The Best Gluten-Free Holiday Dessert
It’s hard to think of a more all-American dessert than pie. And in many households, pecan pie is a Thanksgiving staple. If you’ve recently started eating gluten free, you’ve been gluten free for years, or you’re serving a gluten free guest at your holiday table this year, you’ll be delighted by this pecan pie. It has a rich, buttery and custardy filling with my signature flaky gluten free pie crust.
Every bite is full of crunchy pecans so even gluten lovers will go crazy for this dessert. All that’s missing is a dollop of homemade whipped cream and a scoop of vanilla ice cream. This pecan pie is the perfect way to end your holiday celebration!
Ingredients for Pecan Pie
Here’s what you need to make this easy and crowd-pleasing pie:
- Gluten-free pie crust. This pie crust recipe makes a flaky, buttery and crisp pie crust for any filling.
- Pecans. You can use raw pecans and toast them for added flavor.
- Brown sugar. This adds a nice caramel flavor to the pie that you can’t get from white sugar.

| GIVEN INFORMATION |

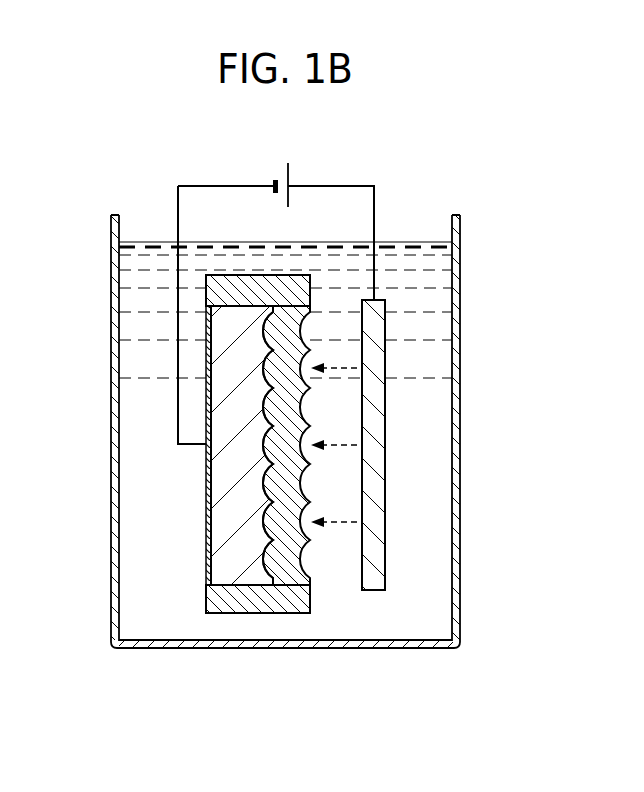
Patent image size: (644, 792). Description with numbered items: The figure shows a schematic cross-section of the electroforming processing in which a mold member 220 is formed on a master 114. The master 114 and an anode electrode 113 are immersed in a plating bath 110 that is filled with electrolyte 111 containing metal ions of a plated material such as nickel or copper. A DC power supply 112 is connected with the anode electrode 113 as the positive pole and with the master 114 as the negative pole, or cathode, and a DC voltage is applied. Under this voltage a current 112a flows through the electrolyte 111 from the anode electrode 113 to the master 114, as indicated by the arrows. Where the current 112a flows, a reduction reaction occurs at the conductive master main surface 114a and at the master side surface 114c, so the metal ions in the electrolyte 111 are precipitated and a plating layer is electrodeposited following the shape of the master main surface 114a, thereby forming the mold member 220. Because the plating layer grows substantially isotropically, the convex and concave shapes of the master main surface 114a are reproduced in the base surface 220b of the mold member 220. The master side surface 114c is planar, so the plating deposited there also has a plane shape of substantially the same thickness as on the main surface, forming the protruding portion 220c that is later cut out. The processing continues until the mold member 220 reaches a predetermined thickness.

The plating bath 110 is at (137, 650).
The electrolyte 111 is at (432, 627).
The DC power supply 112 is at (289, 170).
The current 112a is at (337, 365).
The anode electrode 113 is at (373, 583).
The master 114 is at (150, 445).
The master main surface 114a is at (265, 473).
The master side surface 114c is at (192, 476).
The mold member 220 is at (282, 514).
The base surface 220b is at (302, 562).
The protruding portion 220c is at (258, 669).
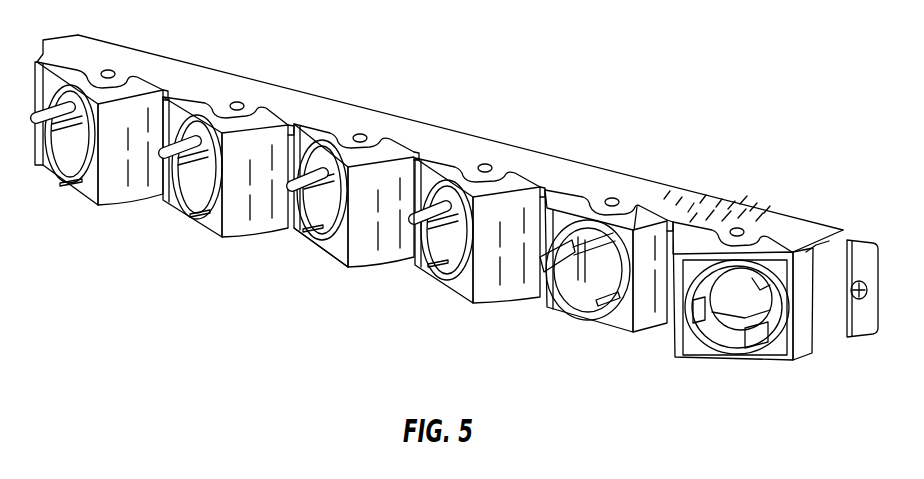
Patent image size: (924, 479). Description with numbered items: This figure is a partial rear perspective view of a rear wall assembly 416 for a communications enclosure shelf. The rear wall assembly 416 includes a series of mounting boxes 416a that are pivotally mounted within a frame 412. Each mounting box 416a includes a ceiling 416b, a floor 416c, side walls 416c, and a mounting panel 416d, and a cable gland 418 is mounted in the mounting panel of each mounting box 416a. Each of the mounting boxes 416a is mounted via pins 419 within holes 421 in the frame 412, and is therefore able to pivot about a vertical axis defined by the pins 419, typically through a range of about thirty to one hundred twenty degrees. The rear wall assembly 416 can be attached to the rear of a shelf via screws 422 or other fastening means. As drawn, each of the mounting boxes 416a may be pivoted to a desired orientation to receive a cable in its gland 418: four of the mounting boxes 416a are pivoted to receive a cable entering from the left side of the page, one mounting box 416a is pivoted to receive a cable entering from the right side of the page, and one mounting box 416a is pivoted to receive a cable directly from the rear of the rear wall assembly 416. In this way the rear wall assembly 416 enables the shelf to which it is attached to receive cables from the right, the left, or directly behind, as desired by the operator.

| TASK LIST |
1 > In the gluten-free pecan pie text, what flavor does brown sugar add that white sugar cannot?
2 > Quote the gluten-free pecan pie text from "- Pecans. You" up to and including "from white sugar.".
3 > Extend the gluten-free pecan pie text past its final line.

| TASK-BY-TASK RESULTS |
1 > A nice caramel flavor.

2 >
- Pecans. You can use raw pecans and toast them for added flavor.
- Brown sugar. This adds a nice caramel flavor to the pie that you can’t get from white sugar.

3 >
- Maple syrup. Honey will also work, but maple gives you a delicious, complex flavor.
- Melted butter. Use salted butter for this recipe.
- Eggs. For the creamy, custardy texture of the pie filling.
- Vanilla extract
How to Make Gluten-Free Pecan Pie
Making homemade pie might seem intimidating, but this easy recipe makes it completely doable. You’ll need a mixing bowl, a whisk, and a rolling pin to do it. Once you have your ingredients and equipment assembled, you’ll be able to pull together this impressive holiday dessert with ease.
Here’s how to do it:
Prepare for baking: Preheat the oven to 350°F.
Prepare the crust: Make your pie crust and lay it into a pie plate. Press the pie into the edges and place the pan in the fridge to chill.
Make the filling: In a mixing bowl, combine the maple syrup, sugar, butter, eggs, salt, and vanilla. Stir in the pecans.
Fill the crust: Remove the crust from the fridge and pour the filling into the crust.
Bake: Bake the pie for 50 to 55 minutes, or until the center is set. If the pie is browning quickly, cover it with aluminum foil.
Cool: Remove the cooked pie from the oven and cool fully at room temperature.
Serve: Slice and serve the pie with whipped cream or ice cream.
Tips for Success
- For a nuttier flavor, you can toast pecans in the oven for 5 minutes in a 350°F oven before adding them to the pie.
- Substitute brown sugar with coconut sugar.
- The pecans will float to the top of the pie as the pie bakes, that’s ok.
- Chop your pecans into smaller pieces so they evenly distribute throughout the filling.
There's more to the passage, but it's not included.